** START OF EXCERPTED RECORDS **

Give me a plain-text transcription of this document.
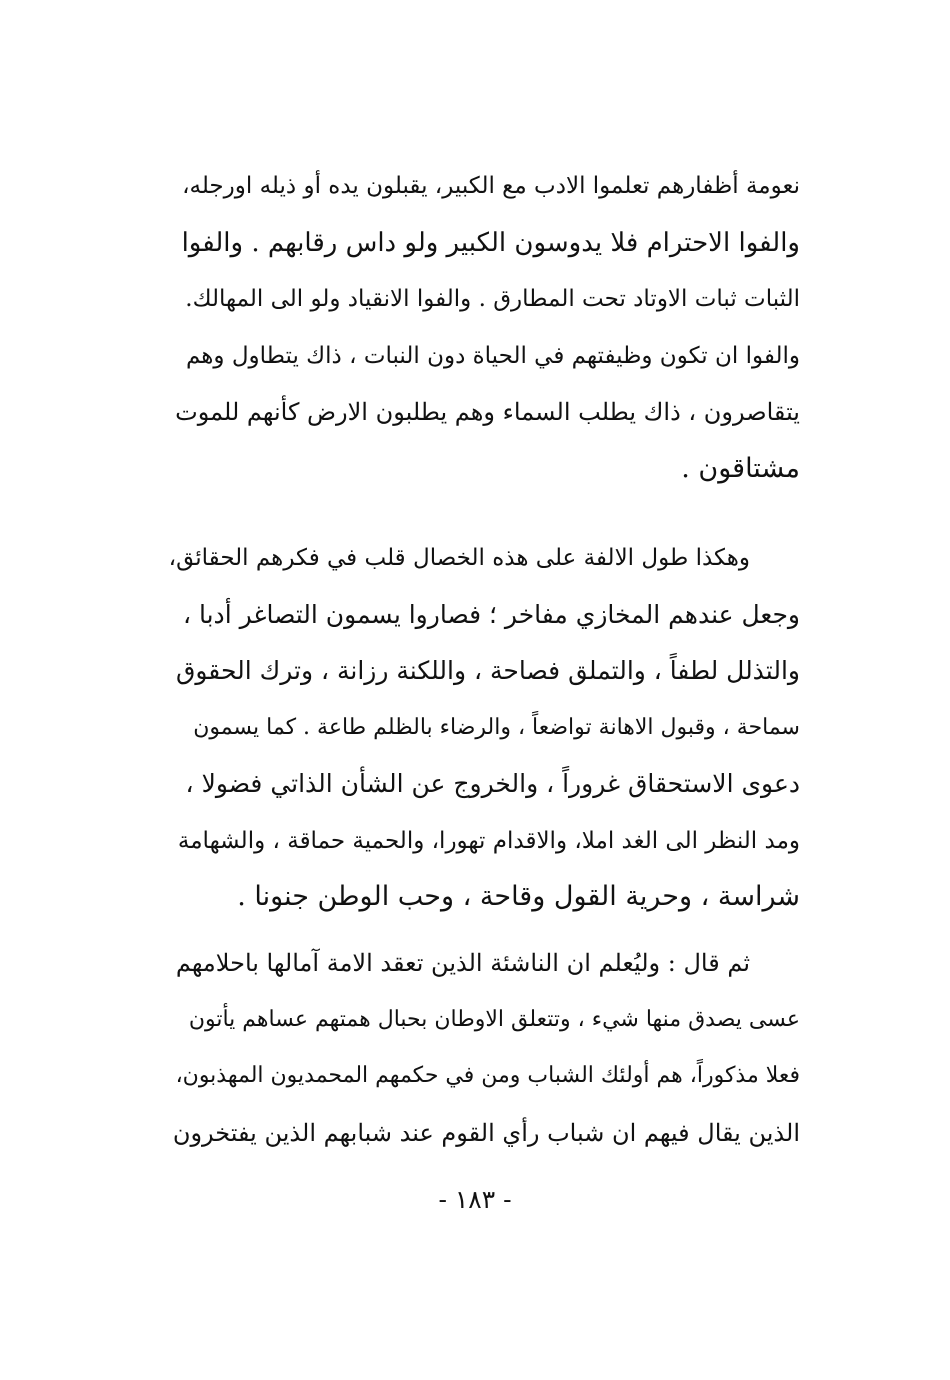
نعومة أظفارهم تعلموا الادب مع الكبير، يقبلون يده أو ذيله اورجله،
والفوا الاحترام فلا يدوسون الكبير ولو داس رقابهم . والفوا
الثبات ثبات الاوتاد تحت المطارق . والفوا الانقياد ولو الى المهالك.
والفوا ان تكون وظيفتهم في الحياة دون النبات ، ذاك يتطاول وهم
يتقاصرون ، ذاك يطلب السماء وهم يطلبون الارض كأنهم للموت
مشتاقون .
وهكذا طول الالفة على هذه الخصال قلب في فكرهم الحقائق،
وجعل عندهم المخازي مفاخر ؛ فصاروا يسمون التصاغر أدبا ،
والتذلل لطفاً ، والتملق فصاحة ، واللكنة رزانة ، وترك الحقوق
سماحة ، وقبول الاهانة تواضعاً ، والرضاء بالظلم طاعة . كما يسمون
دعوى الاستحقاق غروراً ، والخروج عن الشأن الذاتي فضولا ،
ومد النظر الى الغد املا، والاقدام تهورا، والحمية حماقة ، والشهامة
شراسة ، وحرية القول وقاحة ، وحب الوطن جنونا .
ثم قال : وليُعلم ان الناشئة الذين تعقد الامة آمالها باحلامهم
عسى يصدق منها شيء ، وتتعلق الاوطان بحبال همتهم عساهم يأتون
فعلا مذكوراً، هم أولئك الشباب ومن في حكمهم المحمديون المهذبون،
الذين يقال فيهم ان شباب رأي القوم عند شبابهم الذين يفتخرون
- ١٨٣ -
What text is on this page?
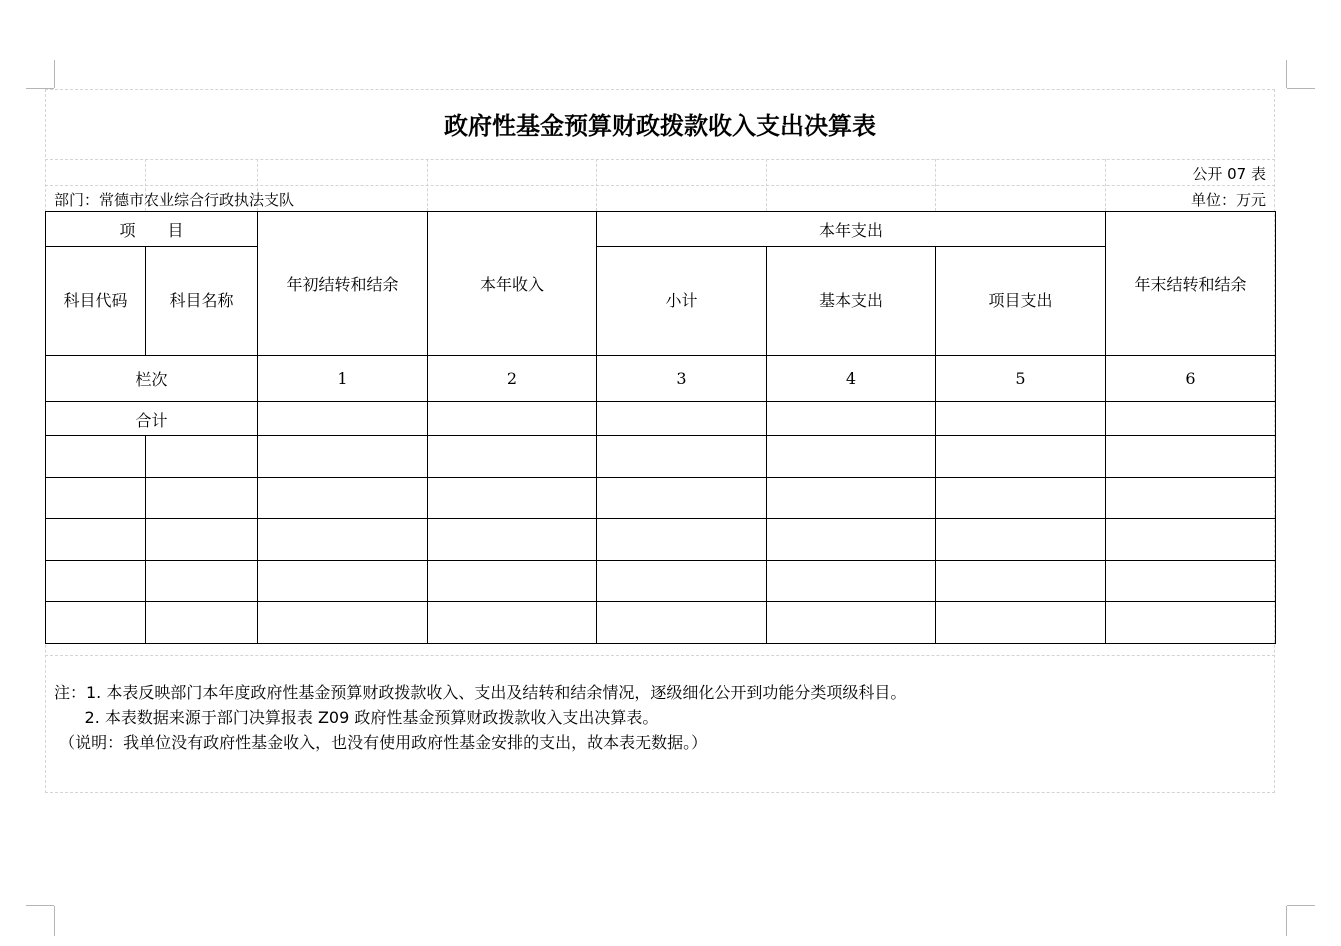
政府性基金预算财政拨款收入支出决算表
公开 07 表
部门：常德市农业综合行政执法支队	单位：万元
项　　目		年初结转和结余	本年收入	本年支出			年末结转和结余
科目代码	科目名称			小计	基本支出	项目支出	
栏次		1	2	3	4	5	6
合计							

注：1. 本表反映部门本年度政府性基金预算财政拨款收入、支出及结转和结余情况，逐级细化公开到功能分类项级科目。
2. 本表数据来源于部门决算报表 Z09 政府性基金预算财政拨款收入支出决算表。
（说明：我单位没有政府性基金收入，也没有使用政府性基金安排的支出，故本表无数据。）
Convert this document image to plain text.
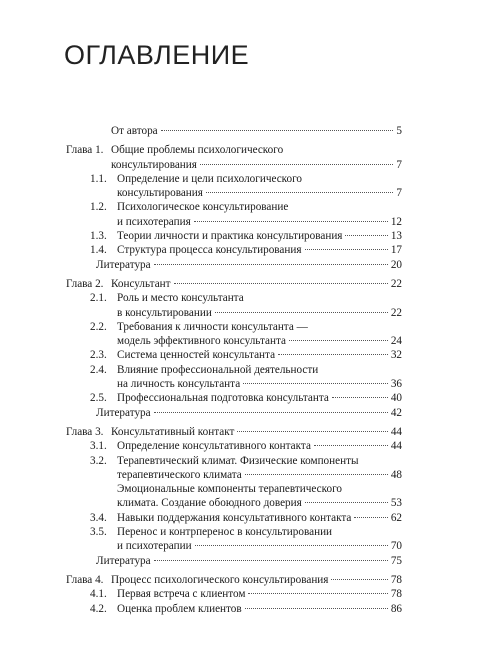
ОГЛАВЛЕНИЕ
От автора	5
Глава 1. Общие проблемы психологического
консультирования	7
1.1. Определение и цели психологического
консультирования	7
1.2. Психологическое консультирование
и психотерапия	12
1.3. Теории личности и практика консультирования	13
1.4. Структура процесса консультирования	17
Литература	20
Глава 2. Консультант	22
2.1. Роль и место консультанта
в консультировании	22
2.2. Требования к личности консультанта —
модель эффективного консультанта	24
2.3. Система ценностей консультанта	32
2.4. Влияние профессиональной деятельности
на личность консультанта	36
2.5. Профессиональная подготовка консультанта	40
Литература	42
Глава 3. Консультативный контакт	44
3.1. Определение консультативного контакта	44
3.2. Терапевтический климат. Физические компоненты
терапевтического климата	48
Эмоциональные компоненты терапевтического
климата. Создание обоюдного доверия	53
3.4. Навыки поддержания консультативного контакта	62
3.5. Перенос и контрперенос в консультировании
и психотерапии	70
Литература	75
Глава 4. Процесс психологического консультирования	78
4.1. Первая встреча с клиентом	78
4.2. Оценка проблем клиентов	86
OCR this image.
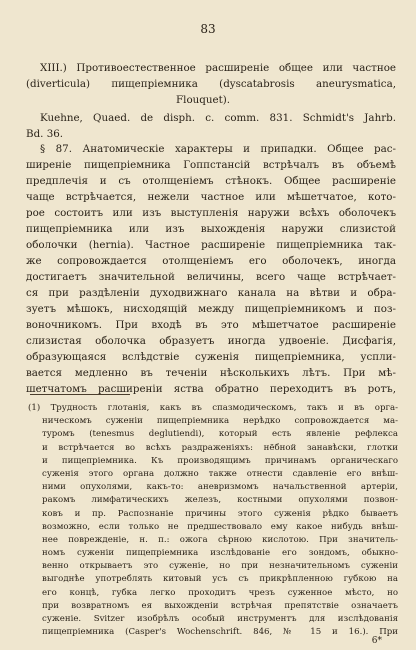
83
XIII.) Противоестественное расширеніе общее или частное
(diverticula) пищепріемника (dyscatabrosis aneurysmatica,
Flouquet).
Kuehne, Quaed. de disph. c. comm. 831. Schmidt's Jahrb.
Bd. 36.
§ 87. Анатомическіе характеры и припадки. Общее рас-
ширеніе пищепріемника Гоппстансій встрѣчалъ въ объемѣ
предплечія и съ отолщеніемъ стѣнокъ. Общее расширеніе
чаще встрѣчается, нежели частное или мѣшетчатое, кото-
рое состоитъ или изъ выступленія наружи всѣхъ оболочекъ
пищепріемника или изъ выхожденія наружи слизистой
оболочки (hernia). Частное расширеніе пищепріемника так-
же сопровождается отолщеніемъ его оболочекъ, иногда
достигаетъ значительной величины, всего чаще встрѣчает-
ся при раздѣленіи духодвижнаго канала на вѣтви и обра-
зуетъ мѣшокъ, нисходящій между пищепріемникомъ и поз-
воночникомъ. При входѣ въ это мѣшетчатое расширеніе
слизистая оболочка образуетъ иногда удвоеніе. Дисфагія,
образующаяся вслѣдствіе суженія пищепріемника, успли-
вается медленно въ теченіи нѣсколькихъ лѣтъ. При мѣ-
шетчатомъ расширеніи яства обратно переходитъ въ ротъ,
(1) Трудность глотанія, какъ въ спазмодическомъ, такъ и въ орга-
ническомъ суженіи пищепріемника нерѣдко сопровождается ма-
туромъ (tenesmus deglutiendi), который есть явленіе рефлекса
и встрѣчается во всѣхъ раздраженіяхъ: нёбной занавѣски, глотки
и пищепріемника. Къ производящимъ причинамъ органическаго
суженія этого органа должно также отнести сдавленіе его внѣш-
ними опухолями, какъ-то: аневризмомъ начальственной артеріи,
ракомъ лимфатическихъ железъ, костными опухолями позвон-
ковъ и пр. Распознаніе причины этого суженія рѣдко бываетъ
возможно, если только не предшествовало ему какое нибудь внѣш-
нее поврежденіе, н. п.: ожога сѣрною кислотою. При значитель-
номъ суженіи пищепріемника изслѣдованіе его зондомъ, обыкно-
венно открываетъ это суженіе, но при незначительномъ суженіи
выгоднѣе употреблять китовый усъ съ прикрѣпленною губкою на
его концѣ, губка легко проходитъ чрезъ суженное мѣсто, но
при возвратномъ ея выхожденіи встрѣчая препятствіе означаетъ
суженіе. Svitzer изобрѣлъ особый инструментъ для изслѣдованія
пищепріемника (Casper's Wochenschrift. 846, № 15 и 16.). При
6*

** END OF EXCERPTED RECORDS **

YOUR INSTRUCTIONS: Word for word, quote the lines above. Omit the pictures.

RESULT FOR THIS TASK:
Give me a plain-text transcription of this document.
نعومة أظفارهم تعلموا الادب مع الكبير، يقبلون يده أو ذيله اورجله،
والفوا الاحترام فلا يدوسون الكبير ولو داس رقابهم . والفوا
الثبات ثبات الاوتاد تحت المطارق . والفوا الانقياد ولو الى المهالك.
والفوا ان تكون وظيفتهم في الحياة دون النبات ، ذاك يتطاول وهم
يتقاصرون ، ذاك يطلب السماء وهم يطلبون الارض كأنهم للموت
مشتاقون .
وهكذا طول الالفة على هذه الخصال قلب في فكرهم الحقائق،
وجعل عندهم المخازي مفاخر ؛ فصاروا يسمون التصاغر أدبا ،
والتذلل لطفاً ، والتملق فصاحة ، واللكنة رزانة ، وترك الحقوق
سماحة ، وقبول الاهانة تواضعاً ، والرضاء بالظلم طاعة . كما يسمون
دعوى الاستحقاق غروراً ، والخروج عن الشأن الذاتي فضولا ،
ومد النظر الى الغد املا، والاقدام تهورا، والحمية حماقة ، والشهامة
شراسة ، وحرية القول وقاحة ، وحب الوطن جنونا .
ثم قال : وليُعلم ان الناشئة الذين تعقد الامة آمالها باحلامهم
عسى يصدق منها شيء ، وتتعلق الاوطان بحبال همتهم عساهم يأتون
فعلا مذكوراً، هم أولئك الشباب ومن في حكمهم المحمديون المهذبون،
الذين يقال فيهم ان شباب رأي القوم عند شبابهم الذين يفتخرون
- ١٨٣ -
What text is on this page?
政府性基金预算财政拨款收入支出决算表
公开 07 表
部门：常德市农业综合行政执法支队	单位：万元
项　　目		年初结转和结余	本年收入	本年支出			年末结转和结余
科目代码	科目名称			小计	基本支出	项目支出	
栏次		1	2	3	4	5	6
合计							

注：1. 本表反映部门本年度政府性基金预算财政拨款收入、支出及结转和结余情况，逐级细化公开到功能分类项级科目。
2. 本表数据来源于部门决算报表 Z09 政府性基金预算财政拨款收入支出决算表。
（说明：我单位没有政府性基金收入，也没有使用政府性基金安排的支出，故本表无数据。）
Convert this document image to plain text.
ОГЛАВЛЕНИЕ
От автора	5
Глава 1. Общие проблемы психологического
консультирования	7
1.1. Определение и цели психологического
консультирования	7
1.2. Психологическое консультирование
и психотерапия	12
1.3. Теории личности и практика консультирования	13
1.4. Структура процесса консультирования	17
Литература	20
Глава 2. Консультант	22
2.1. Роль и место консультанта
в консультировании	22
2.2. Требования к личности консультанта —
модель эффективного консультанта	24
2.3. Система ценностей консультанта	32
2.4. Влияние профессиональной деятельности
на личность консультанта	36
2.5. Профессиональная подготовка консультанта	40
Литература	42
Глава 3. Консультативный контакт	44
3.1. Определение консультативного контакта	44
3.2. Терапевтический климат. Физические компоненты
терапевтического климата	48
Эмоциональные компоненты терапевтического
климата. Создание обоюдного доверия	53
3.4. Навыки поддержания консультативного контакта	62
3.5. Перенос и контрперенос в консультировании
и психотерапии	70
Литература	75
Глава 4. Процесс психологического консультирования	78
4.1. Первая встреча с клиентом	78
4.2. Оценка проблем клиентов	86
OCR this image.
83
XIII.) Противоестественное расширеніе общее или частное
(diverticula) пищепріемника (dyscatabrosis aneurysmatica,
Flouquet).
Kuehne, Quaed. de disph. c. comm. 831. Schmidt's Jahrb.
Bd. 36.
§ 87. Анатомическіе характеры и припадки. Общее рас-
ширеніе пищепріемника Гоппстансій встрѣчалъ въ объемѣ
предплечія и съ отолщеніемъ стѣнокъ. Общее расширеніе
чаще встрѣчается, нежели частное или мѣшетчатое, кото-
рое состоитъ или изъ выступленія наружи всѣхъ оболочекъ
пищепріемника или изъ выхожденія наружи слизистой
оболочки (hernia). Частное расширеніе пищепріемника так-
же сопровождается отолщеніемъ его оболочекъ, иногда
достигаетъ значительной величины, всего чаще встрѣчает-
ся при раздѣленіи духодвижнаго канала на вѣтви и обра-
зуетъ мѣшокъ, нисходящій между пищепріемникомъ и поз-
воночникомъ. При входѣ въ это мѣшетчатое расширеніе
слизистая оболочка образуетъ иногда удвоеніе. Дисфагія,
образующаяся вслѣдствіе суженія пищепріемника, успли-
вается медленно въ теченіи нѣсколькихъ лѣтъ. При мѣ-
шетчатомъ расширеніи яства обратно переходитъ въ ротъ,
(1) Трудность глотанія, какъ въ спазмодическомъ, такъ и въ орга-
ническомъ суженіи пищепріемника нерѣдко сопровождается ма-
туромъ (tenesmus deglutiendi), который есть явленіе рефлекса
и встрѣчается во всѣхъ раздраженіяхъ: нёбной занавѣски, глотки
и пищепріемника. Къ производящимъ причинамъ органическаго
суженія этого органа должно также отнести сдавленіе его внѣш-
ними опухолями, какъ-то: аневризмомъ начальственной артеріи,
ракомъ лимфатическихъ железъ, костными опухолями позвон-
ковъ и пр. Распознаніе причины этого суженія рѣдко бываетъ
возможно, если только не предшествовало ему какое нибудь внѣш-
нее поврежденіе, н. п.: ожога сѣрною кислотою. При значитель-
номъ суженіи пищепріемника изслѣдованіе его зондомъ, обыкно-
венно открываетъ это суженіе, но при незначительномъ суженіи
выгоднѣе употреблять китовый усъ съ прикрѣпленною губкою на
его концѣ, губка легко проходитъ чрезъ суженное мѣсто, но
при возвратномъ ея выхожденіи встрѣчая препятствіе означаетъ
суженіе. Svitzer изобрѣлъ особый инструментъ для изслѣдованія
пищепріемника (Casper's Wochenschrift. 846, № 15 и 16.). При
6*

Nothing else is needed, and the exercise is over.